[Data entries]
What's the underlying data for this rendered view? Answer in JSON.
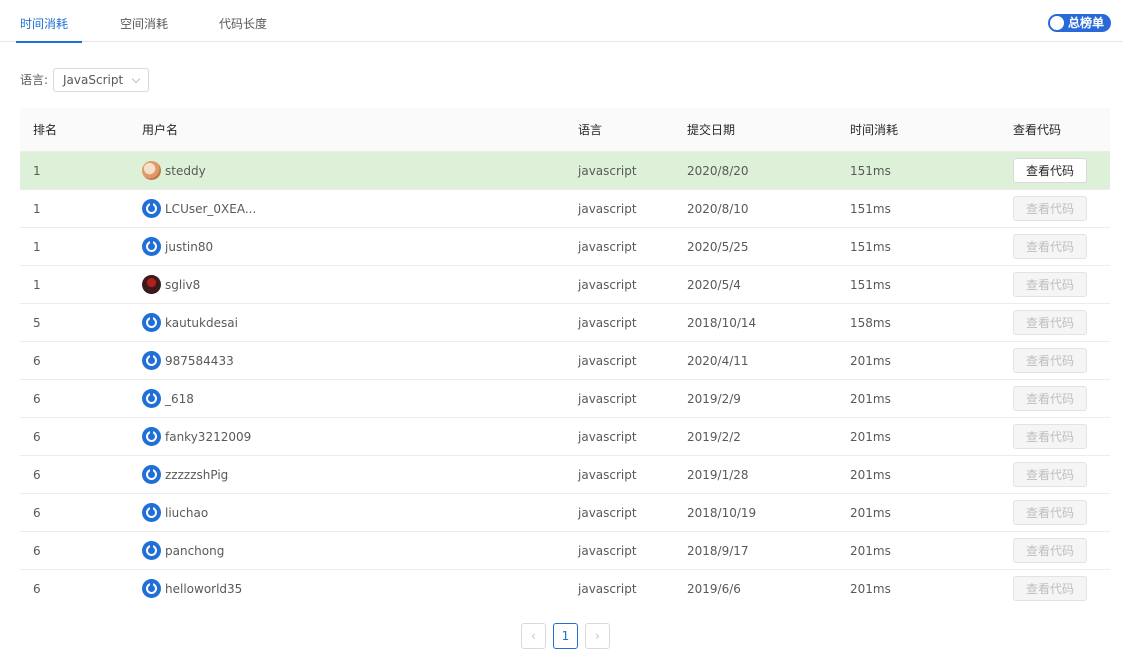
{
  "tabs": [
    {
      "label": "时间消耗",
      "active": true
    },
    {
      "label": "空间消耗",
      "active": false
    },
    {
      "label": "代码长度",
      "active": false
    }
  ],
  "toggle": {
    "label": "总榜单"
  },
  "filter": {
    "label": "语言:",
    "value": "JavaScript"
  },
  "table": {
    "headers": [
      "排名",
      "用户名",
      "语言",
      "提交日期",
      "时间消耗",
      "查看代码"
    ],
    "rows": [
      {
        "rank": "1",
        "user": "steddy",
        "avatar": "photo1",
        "lang": "javascript",
        "date": "2020/8/20",
        "time": "151ms",
        "action": "查看代码",
        "enabled": true
      },
      {
        "rank": "1",
        "user": "LCUser_0XEA...",
        "avatar": "default",
        "lang": "javascript",
        "date": "2020/8/10",
        "time": "151ms",
        "action": "查看代码",
        "enabled": false
      },
      {
        "rank": "1",
        "user": "justin80",
        "avatar": "default",
        "lang": "javascript",
        "date": "2020/5/25",
        "time": "151ms",
        "action": "查看代码",
        "enabled": false
      },
      {
        "rank": "1",
        "user": "sgliv8",
        "avatar": "photo2",
        "lang": "javascript",
        "date": "2020/5/4",
        "time": "151ms",
        "action": "查看代码",
        "enabled": false
      },
      {
        "rank": "5",
        "user": "kautukdesai",
        "avatar": "default",
        "lang": "javascript",
        "date": "2018/10/14",
        "time": "158ms",
        "action": "查看代码",
        "enabled": false
      },
      {
        "rank": "6",
        "user": "987584433",
        "avatar": "default",
        "lang": "javascript",
        "date": "2020/4/11",
        "time": "201ms",
        "action": "查看代码",
        "enabled": false
      },
      {
        "rank": "6",
        "user": "_618",
        "avatar": "default",
        "lang": "javascript",
        "date": "2019/2/9",
        "time": "201ms",
        "action": "查看代码",
        "enabled": false
      },
      {
        "rank": "6",
        "user": "fanky3212009",
        "avatar": "default",
        "lang": "javascript",
        "date": "2019/2/2",
        "time": "201ms",
        "action": "查看代码",
        "enabled": false
      },
      {
        "rank": "6",
        "user": "zzzzzshPig",
        "avatar": "default",
        "lang": "javascript",
        "date": "2019/1/28",
        "time": "201ms",
        "action": "查看代码",
        "enabled": false
      },
      {
        "rank": "6",
        "user": "liuchao",
        "avatar": "default",
        "lang": "javascript",
        "date": "2018/10/19",
        "time": "201ms",
        "action": "查看代码",
        "enabled": false
      },
      {
        "rank": "6",
        "user": "panchong",
        "avatar": "default",
        "lang": "javascript",
        "date": "2018/9/17",
        "time": "201ms",
        "action": "查看代码",
        "enabled": false
      },
      {
        "rank": "6",
        "user": "helloworld35",
        "avatar": "default",
        "lang": "javascript",
        "date": "2019/6/6",
        "time": "201ms",
        "action": "查看代码",
        "enabled": false
      }
    ]
  },
  "pagination": {
    "prev": "‹",
    "current": "1",
    "next": "›"
  },
  "colors": {
    "accent": "#1f6fd6",
    "highlight_row": "#ddf1d8"
  }
}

-- Problem description --
Repeat the material above in full and unchanged, minus its images.

-- Result of this task --
What's the underlying data for this rendered view? Answer in JSON.
{
  "tabs": [
    {
      "label": "时间消耗",
      "active": true
    },
    {
      "label": "空间消耗",
      "active": false
    },
    {
      "label": "代码长度",
      "active": false
    }
  ],
  "toggle": {
    "label": "总榜单"
  },
  "filter": {
    "label": "语言:",
    "value": "JavaScript"
  },
  "table": {
    "headers": [
      "排名",
      "用户名",
      "语言",
      "提交日期",
      "时间消耗",
      "查看代码"
    ],
    "rows": [
      {
        "rank": "1",
        "user": "steddy",
        "avatar": "photo1",
        "lang": "javascript",
        "date": "2020/8/20",
        "time": "151ms",
        "action": "查看代码",
        "enabled": true
      },
      {
        "rank": "1",
        "user": "LCUser_0XEA...",
        "avatar": "default",
        "lang": "javascript",
        "date": "2020/8/10",
        "time": "151ms",
        "action": "查看代码",
        "enabled": false
      },
      {
        "rank": "1",
        "user": "justin80",
        "avatar": "default",
        "lang": "javascript",
        "date": "2020/5/25",
        "time": "151ms",
        "action": "查看代码",
        "enabled": false
      },
      {
        "rank": "1",
        "user": "sgliv8",
        "avatar": "photo2",
        "lang": "javascript",
        "date": "2020/5/4",
        "time": "151ms",
        "action": "查看代码",
        "enabled": false
      },
      {
        "rank": "5",
        "user": "kautukdesai",
        "avatar": "default",
        "lang": "javascript",
        "date": "2018/10/14",
        "time": "158ms",
        "action": "查看代码",
        "enabled": false
      },
      {
        "rank": "6",
        "user": "987584433",
        "avatar": "default",
        "lang": "javascript",
        "date": "2020/4/11",
        "time": "201ms",
        "action": "查看代码",
        "enabled": false
      },
      {
        "rank": "6",
        "user": "_618",
        "avatar": "default",
        "lang": "javascript",
        "date": "2019/2/9",
        "time": "201ms",
        "action": "查看代码",
        "enabled": false
      },
      {
        "rank": "6",
        "user": "fanky3212009",
        "avatar": "default",
        "lang": "javascript",
        "date": "2019/2/2",
        "time": "201ms",
        "action": "查看代码",
        "enabled": false
      },
      {
        "rank": "6",
        "user": "zzzzzshPig",
        "avatar": "default",
        "lang": "javascript",
        "date": "2019/1/28",
        "time": "201ms",
        "action": "查看代码",
        "enabled": false
      },
      {
        "rank": "6",
        "user": "liuchao",
        "avatar": "default",
        "lang": "javascript",
        "date": "2018/10/19",
        "time": "201ms",
        "action": "查看代码",
        "enabled": false
      },
      {
        "rank": "6",
        "user": "panchong",
        "avatar": "default",
        "lang": "javascript",
        "date": "2018/9/17",
        "time": "201ms",
        "action": "查看代码",
        "enabled": false
      },
      {
        "rank": "6",
        "user": "helloworld35",
        "avatar": "default",
        "lang": "javascript",
        "date": "2019/6/6",
        "time": "201ms",
        "action": "查看代码",
        "enabled": false
      }
    ]
  },
  "pagination": {
    "prev": "‹",
    "current": "1",
    "next": "›"
  },
  "colors": {
    "accent": "#1f6fd6",
    "highlight_row": "#ddf1d8"
  }
}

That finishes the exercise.